Figure data in JSON
◇ ◇ ◇

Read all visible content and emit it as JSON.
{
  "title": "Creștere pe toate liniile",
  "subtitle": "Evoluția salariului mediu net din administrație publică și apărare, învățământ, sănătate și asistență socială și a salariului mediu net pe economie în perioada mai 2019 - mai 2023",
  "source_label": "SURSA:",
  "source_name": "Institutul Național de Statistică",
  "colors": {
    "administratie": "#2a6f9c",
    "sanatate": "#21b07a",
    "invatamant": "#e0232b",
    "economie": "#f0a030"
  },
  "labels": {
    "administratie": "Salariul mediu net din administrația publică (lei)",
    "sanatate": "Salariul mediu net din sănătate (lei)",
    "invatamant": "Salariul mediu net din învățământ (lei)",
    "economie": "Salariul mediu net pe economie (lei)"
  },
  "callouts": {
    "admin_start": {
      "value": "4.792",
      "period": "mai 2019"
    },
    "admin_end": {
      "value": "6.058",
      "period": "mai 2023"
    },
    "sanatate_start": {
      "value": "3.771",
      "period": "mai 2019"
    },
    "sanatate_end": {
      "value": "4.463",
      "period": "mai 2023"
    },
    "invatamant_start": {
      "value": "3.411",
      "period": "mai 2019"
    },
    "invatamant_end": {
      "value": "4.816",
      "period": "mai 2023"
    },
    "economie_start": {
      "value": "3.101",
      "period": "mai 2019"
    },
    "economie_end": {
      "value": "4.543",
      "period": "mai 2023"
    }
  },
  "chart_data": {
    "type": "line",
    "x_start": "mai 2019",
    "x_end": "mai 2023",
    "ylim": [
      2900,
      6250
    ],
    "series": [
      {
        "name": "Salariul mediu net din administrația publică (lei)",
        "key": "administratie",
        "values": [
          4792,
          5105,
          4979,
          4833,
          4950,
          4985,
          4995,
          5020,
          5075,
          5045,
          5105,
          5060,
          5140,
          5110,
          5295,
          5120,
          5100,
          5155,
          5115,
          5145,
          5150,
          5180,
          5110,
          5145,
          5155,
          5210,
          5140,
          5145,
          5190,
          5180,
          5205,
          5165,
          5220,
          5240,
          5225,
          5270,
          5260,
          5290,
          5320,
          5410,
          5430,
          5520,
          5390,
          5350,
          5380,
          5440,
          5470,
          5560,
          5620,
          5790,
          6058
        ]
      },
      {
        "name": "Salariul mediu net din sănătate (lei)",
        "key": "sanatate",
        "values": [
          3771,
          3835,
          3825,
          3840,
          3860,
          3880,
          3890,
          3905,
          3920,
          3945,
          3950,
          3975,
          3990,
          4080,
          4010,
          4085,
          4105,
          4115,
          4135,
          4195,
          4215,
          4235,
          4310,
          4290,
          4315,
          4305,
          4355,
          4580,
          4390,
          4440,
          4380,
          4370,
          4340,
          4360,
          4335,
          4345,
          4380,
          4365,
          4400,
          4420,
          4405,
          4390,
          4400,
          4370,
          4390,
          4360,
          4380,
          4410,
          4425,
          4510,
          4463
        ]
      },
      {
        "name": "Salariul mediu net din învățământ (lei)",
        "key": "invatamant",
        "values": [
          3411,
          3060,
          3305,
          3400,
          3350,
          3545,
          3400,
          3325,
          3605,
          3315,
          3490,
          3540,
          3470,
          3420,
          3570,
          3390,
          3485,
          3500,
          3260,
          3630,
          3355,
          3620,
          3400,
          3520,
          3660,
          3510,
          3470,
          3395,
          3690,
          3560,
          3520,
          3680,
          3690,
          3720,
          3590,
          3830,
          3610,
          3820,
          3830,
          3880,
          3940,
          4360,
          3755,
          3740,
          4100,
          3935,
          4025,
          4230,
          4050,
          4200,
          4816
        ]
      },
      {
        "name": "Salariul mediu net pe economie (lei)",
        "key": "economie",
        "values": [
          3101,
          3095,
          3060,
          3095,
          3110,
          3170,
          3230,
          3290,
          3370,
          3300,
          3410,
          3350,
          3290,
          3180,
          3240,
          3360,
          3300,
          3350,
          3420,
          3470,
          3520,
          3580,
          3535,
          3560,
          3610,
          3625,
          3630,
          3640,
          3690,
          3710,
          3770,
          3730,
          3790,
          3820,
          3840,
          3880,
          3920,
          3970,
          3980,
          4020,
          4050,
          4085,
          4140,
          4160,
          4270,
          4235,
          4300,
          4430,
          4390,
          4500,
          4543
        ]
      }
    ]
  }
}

◇ ◇ ◇

• **Short problem**:
Each entry above is to be printed again exactly.

• **Final result**:
Read all visible content and emit it as JSON.
{
  "title": "Creștere pe toate liniile",
  "subtitle": "Evoluția salariului mediu net din administrație publică și apărare, învățământ, sănătate și asistență socială și a salariului mediu net pe economie în perioada mai 2019 - mai 2023",
  "source_label": "SURSA:",
  "source_name": "Institutul Național de Statistică",
  "colors": {
    "administratie": "#2a6f9c",
    "sanatate": "#21b07a",
    "invatamant": "#e0232b",
    "economie": "#f0a030"
  },
  "labels": {
    "administratie": "Salariul mediu net din administrația publică (lei)",
    "sanatate": "Salariul mediu net din sănătate (lei)",
    "invatamant": "Salariul mediu net din învățământ (lei)",
    "economie": "Salariul mediu net pe economie (lei)"
  },
  "callouts": {
    "admin_start": {
      "value": "4.792",
      "period": "mai 2019"
    },
    "admin_end": {
      "value": "6.058",
      "period": "mai 2023"
    },
    "sanatate_start": {
      "value": "3.771",
      "period": "mai 2019"
    },
    "sanatate_end": {
      "value": "4.463",
      "period": "mai 2023"
    },
    "invatamant_start": {
      "value": "3.411",
      "period": "mai 2019"
    },
    "invatamant_end": {
      "value": "4.816",
      "period": "mai 2023"
    },
    "economie_start": {
      "value": "3.101",
      "period": "mai 2019"
    },
    "economie_end": {
      "value": "4.543",
      "period": "mai 2023"
    }
  },
  "chart_data": {
    "type": "line",
    "x_start": "mai 2019",
    "x_end": "mai 2023",
    "ylim": [
      2900,
      6250
    ],
    "series": [
      {
        "name": "Salariul mediu net din administrația publică (lei)",
        "key": "administratie",
        "values": [
          4792,
          5105,
          4979,
          4833,
          4950,
          4985,
          4995,
          5020,
          5075,
          5045,
          5105,
          5060,
          5140,
          5110,
          5295,
          5120,
          5100,
          5155,
          5115,
          5145,
          5150,
          5180,
          5110,
          5145,
          5155,
          5210,
          5140,
          5145,
          5190,
          5180,
          5205,
          5165,
          5220,
          5240,
          5225,
          5270,
          5260,
          5290,
          5320,
          5410,
          5430,
          5520,
          5390,
          5350,
          5380,
          5440,
          5470,
          5560,
          5620,
          5790,
          6058
        ]
      },
      {
        "name": "Salariul mediu net din sănătate (lei)",
        "key": "sanatate",
        "values": [
          3771,
          3835,
          3825,
          3840,
          3860,
          3880,
          3890,
          3905,
          3920,
          3945,
          3950,
          3975,
          3990,
          4080,
          4010,
          4085,
          4105,
          4115,
          4135,
          4195,
          4215,
          4235,
          4310,
          4290,
          4315,
          4305,
          4355,
          4580,
          4390,
          4440,
          4380,
          4370,
          4340,
          4360,
          4335,
          4345,
          4380,
          4365,
          4400,
          4420,
          4405,
          4390,
          4400,
          4370,
          4390,
          4360,
          4380,
          4410,
          4425,
          4510,
          4463
        ]
      },
      {
        "name": "Salariul mediu net din învățământ (lei)",
        "key": "invatamant",
        "values": [
          3411,
          3060,
          3305,
          3400,
          3350,
          3545,
          3400,
          3325,
          3605,
          3315,
          3490,
          3540,
          3470,
          3420,
          3570,
          3390,
          3485,
          3500,
          3260,
          3630,
          3355,
          3620,
          3400,
          3520,
          3660,
          3510,
          3470,
          3395,
          3690,
          3560,
          3520,
          3680,
          3690,
          3720,
          3590,
          3830,
          3610,
          3820,
          3830,
          3880,
          3940,
          4360,
          3755,
          3740,
          4100,
          3935,
          4025,
          4230,
          4050,
          4200,
          4816
        ]
      },
      {
        "name": "Salariul mediu net pe economie (lei)",
        "key": "economie",
        "values": [
          3101,
          3095,
          3060,
          3095,
          3110,
          3170,
          3230,
          3290,
          3370,
          3300,
          3410,
          3350,
          3290,
          3180,
          3240,
          3360,
          3300,
          3350,
          3420,
          3470,
          3520,
          3580,
          3535,
          3560,
          3610,
          3625,
          3630,
          3640,
          3690,
          3710,
          3770,
          3730,
          3790,
          3820,
          3840,
          3880,
          3920,
          3970,
          3980,
          4020,
          4050,
          4085,
          4140,
          4160,
          4270,
          4235,
          4300,
          4430,
          4390,
          4500,
          4543
        ]
      }
    ]
  }
}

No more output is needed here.